----- Excerpted data

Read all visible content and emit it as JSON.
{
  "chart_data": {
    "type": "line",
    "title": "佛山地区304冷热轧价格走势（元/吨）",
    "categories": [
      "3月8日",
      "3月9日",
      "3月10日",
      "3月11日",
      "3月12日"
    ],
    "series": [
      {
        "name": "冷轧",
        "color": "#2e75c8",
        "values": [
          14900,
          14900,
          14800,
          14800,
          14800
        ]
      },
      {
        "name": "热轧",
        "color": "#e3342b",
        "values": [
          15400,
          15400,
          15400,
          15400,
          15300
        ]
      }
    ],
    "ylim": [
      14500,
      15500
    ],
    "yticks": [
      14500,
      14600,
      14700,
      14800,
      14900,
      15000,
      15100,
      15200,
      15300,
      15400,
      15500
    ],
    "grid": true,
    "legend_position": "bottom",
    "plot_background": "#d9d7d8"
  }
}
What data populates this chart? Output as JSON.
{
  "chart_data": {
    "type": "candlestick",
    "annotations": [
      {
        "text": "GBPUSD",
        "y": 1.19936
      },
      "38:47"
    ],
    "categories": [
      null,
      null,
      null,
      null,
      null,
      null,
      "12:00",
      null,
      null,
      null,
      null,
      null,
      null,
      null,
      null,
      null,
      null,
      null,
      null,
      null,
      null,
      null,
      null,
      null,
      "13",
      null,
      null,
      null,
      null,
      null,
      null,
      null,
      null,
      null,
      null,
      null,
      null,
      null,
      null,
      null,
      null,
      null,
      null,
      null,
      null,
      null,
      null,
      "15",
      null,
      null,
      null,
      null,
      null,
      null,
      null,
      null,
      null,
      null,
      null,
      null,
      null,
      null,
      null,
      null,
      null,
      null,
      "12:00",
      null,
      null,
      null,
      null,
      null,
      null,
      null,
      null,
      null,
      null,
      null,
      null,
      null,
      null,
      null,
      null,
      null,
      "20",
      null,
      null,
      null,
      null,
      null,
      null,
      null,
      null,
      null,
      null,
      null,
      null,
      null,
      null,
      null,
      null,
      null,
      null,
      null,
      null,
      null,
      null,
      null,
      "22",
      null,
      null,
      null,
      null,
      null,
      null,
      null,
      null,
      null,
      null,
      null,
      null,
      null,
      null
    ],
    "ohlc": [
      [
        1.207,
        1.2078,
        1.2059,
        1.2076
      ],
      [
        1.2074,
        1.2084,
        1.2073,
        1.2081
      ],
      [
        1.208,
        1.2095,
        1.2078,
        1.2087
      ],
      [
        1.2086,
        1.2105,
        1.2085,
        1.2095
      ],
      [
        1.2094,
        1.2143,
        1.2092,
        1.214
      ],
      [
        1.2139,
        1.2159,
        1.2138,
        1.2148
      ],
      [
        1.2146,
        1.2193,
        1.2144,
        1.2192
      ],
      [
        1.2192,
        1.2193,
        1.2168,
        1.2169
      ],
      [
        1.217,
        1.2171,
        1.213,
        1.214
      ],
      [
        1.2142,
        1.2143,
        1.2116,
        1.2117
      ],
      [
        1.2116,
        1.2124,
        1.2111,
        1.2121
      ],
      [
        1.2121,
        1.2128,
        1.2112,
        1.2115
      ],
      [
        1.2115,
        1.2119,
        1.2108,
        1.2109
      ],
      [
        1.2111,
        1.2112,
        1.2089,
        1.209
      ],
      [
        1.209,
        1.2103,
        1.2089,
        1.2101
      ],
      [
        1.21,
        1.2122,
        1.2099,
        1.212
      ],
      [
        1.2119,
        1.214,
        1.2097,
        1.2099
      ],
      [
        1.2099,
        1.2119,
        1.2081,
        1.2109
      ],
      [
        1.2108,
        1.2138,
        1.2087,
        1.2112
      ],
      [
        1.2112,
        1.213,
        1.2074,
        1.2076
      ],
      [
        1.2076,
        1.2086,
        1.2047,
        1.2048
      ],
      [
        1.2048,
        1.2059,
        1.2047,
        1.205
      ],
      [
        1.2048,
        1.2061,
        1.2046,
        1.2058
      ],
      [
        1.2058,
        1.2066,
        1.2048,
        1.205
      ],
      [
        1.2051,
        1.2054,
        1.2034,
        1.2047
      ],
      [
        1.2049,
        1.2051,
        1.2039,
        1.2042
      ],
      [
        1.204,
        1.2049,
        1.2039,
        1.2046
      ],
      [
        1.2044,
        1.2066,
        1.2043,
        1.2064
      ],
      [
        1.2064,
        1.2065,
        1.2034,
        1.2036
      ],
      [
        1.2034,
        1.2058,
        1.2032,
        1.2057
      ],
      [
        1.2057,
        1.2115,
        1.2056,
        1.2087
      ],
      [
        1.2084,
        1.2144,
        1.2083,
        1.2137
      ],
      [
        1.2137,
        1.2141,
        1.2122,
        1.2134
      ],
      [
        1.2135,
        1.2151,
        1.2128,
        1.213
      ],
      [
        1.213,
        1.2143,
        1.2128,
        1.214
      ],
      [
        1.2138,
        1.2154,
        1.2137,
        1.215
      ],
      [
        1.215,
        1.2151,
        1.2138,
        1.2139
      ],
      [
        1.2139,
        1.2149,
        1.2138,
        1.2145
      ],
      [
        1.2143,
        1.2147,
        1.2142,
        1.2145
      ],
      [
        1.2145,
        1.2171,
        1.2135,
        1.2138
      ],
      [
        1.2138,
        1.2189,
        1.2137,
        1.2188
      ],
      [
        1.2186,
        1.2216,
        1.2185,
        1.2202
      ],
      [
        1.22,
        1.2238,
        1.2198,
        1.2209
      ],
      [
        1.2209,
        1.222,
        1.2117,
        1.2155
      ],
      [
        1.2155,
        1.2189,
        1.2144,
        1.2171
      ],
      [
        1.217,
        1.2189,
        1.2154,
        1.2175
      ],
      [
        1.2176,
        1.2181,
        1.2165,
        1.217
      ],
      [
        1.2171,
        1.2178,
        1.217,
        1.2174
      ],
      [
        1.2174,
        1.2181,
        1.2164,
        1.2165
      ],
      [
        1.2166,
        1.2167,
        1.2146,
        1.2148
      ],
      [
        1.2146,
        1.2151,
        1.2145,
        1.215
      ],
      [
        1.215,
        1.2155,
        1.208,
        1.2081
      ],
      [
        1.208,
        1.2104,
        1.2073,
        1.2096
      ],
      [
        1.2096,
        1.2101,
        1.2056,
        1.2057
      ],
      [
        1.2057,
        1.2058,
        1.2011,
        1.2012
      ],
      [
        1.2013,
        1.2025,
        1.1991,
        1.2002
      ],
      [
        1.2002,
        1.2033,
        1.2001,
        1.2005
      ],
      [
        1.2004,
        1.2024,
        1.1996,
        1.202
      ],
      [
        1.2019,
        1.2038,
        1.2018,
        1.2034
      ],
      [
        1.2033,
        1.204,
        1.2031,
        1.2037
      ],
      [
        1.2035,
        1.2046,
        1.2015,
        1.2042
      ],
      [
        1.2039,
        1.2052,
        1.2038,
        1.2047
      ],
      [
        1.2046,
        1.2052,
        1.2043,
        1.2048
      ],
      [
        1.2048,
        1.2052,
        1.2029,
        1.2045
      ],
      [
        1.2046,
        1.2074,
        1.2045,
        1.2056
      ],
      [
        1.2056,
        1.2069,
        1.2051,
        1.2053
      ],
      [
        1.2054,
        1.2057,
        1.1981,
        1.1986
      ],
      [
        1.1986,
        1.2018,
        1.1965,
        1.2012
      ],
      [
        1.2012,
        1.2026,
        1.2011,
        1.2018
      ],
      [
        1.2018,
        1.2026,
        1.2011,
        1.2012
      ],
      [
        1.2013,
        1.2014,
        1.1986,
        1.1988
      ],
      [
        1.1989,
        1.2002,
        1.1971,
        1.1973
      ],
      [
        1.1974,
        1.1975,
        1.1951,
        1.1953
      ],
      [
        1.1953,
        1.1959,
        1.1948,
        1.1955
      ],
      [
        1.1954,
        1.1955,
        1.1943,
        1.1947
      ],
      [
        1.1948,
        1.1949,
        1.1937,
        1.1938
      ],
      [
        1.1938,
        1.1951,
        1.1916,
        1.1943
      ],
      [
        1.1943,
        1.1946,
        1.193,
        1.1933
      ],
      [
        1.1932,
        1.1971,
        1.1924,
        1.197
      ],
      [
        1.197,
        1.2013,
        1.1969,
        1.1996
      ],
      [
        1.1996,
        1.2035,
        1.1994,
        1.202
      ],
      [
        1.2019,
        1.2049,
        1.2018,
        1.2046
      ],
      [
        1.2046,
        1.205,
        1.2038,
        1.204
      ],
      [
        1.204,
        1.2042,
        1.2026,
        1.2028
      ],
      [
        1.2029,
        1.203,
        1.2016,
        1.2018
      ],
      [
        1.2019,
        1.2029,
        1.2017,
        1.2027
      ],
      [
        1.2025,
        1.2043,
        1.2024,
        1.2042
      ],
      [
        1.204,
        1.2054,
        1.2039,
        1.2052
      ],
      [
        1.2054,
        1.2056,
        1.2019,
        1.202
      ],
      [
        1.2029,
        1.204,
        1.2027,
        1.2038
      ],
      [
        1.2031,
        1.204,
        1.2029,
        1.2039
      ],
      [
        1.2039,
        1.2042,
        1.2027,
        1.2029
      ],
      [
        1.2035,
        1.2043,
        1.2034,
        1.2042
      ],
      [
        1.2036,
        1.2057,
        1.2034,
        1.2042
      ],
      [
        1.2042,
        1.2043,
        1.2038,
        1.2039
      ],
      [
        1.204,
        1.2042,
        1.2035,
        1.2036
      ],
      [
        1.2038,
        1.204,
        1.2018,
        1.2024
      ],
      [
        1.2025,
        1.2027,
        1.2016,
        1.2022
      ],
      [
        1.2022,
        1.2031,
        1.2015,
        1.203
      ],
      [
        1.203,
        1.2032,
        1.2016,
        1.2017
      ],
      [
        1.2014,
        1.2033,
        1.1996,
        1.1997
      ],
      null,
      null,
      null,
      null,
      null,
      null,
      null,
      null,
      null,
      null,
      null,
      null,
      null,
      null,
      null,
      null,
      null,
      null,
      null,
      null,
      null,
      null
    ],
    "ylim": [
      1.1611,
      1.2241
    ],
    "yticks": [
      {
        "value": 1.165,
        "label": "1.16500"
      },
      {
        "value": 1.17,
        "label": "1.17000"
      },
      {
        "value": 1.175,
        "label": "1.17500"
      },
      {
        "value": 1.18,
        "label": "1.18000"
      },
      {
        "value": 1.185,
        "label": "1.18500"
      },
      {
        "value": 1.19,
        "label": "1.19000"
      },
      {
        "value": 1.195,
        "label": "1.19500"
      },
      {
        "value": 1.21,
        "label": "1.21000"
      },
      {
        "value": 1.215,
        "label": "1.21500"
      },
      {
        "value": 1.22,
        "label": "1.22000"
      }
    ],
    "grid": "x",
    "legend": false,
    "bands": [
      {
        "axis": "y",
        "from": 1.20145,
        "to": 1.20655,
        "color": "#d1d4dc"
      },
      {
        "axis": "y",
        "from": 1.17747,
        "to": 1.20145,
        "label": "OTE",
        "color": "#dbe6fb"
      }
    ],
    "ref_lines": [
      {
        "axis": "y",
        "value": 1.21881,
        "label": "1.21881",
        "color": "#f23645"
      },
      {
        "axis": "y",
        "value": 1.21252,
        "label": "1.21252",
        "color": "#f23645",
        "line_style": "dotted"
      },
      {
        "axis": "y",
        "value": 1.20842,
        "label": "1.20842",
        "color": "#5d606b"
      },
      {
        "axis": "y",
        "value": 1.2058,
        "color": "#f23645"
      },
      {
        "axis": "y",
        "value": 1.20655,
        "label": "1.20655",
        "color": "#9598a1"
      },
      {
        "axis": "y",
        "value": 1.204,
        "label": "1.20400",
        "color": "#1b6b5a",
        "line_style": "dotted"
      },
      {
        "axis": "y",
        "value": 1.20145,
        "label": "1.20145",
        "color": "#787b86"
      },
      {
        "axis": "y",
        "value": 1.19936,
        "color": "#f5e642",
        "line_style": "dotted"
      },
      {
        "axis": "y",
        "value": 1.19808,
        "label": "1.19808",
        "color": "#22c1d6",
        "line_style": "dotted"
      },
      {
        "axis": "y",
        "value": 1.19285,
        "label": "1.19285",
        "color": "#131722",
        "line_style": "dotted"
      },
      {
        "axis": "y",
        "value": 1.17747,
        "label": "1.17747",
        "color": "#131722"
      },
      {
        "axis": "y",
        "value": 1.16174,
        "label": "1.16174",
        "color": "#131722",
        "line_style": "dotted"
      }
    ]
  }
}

----------

• **Requirements**: From the data above, pick out each line containing "JSON" and copy it.

• **Solution for this exercise**:
Read all visible content and emit it as JSON.
What data populates this chart? Output as JSON.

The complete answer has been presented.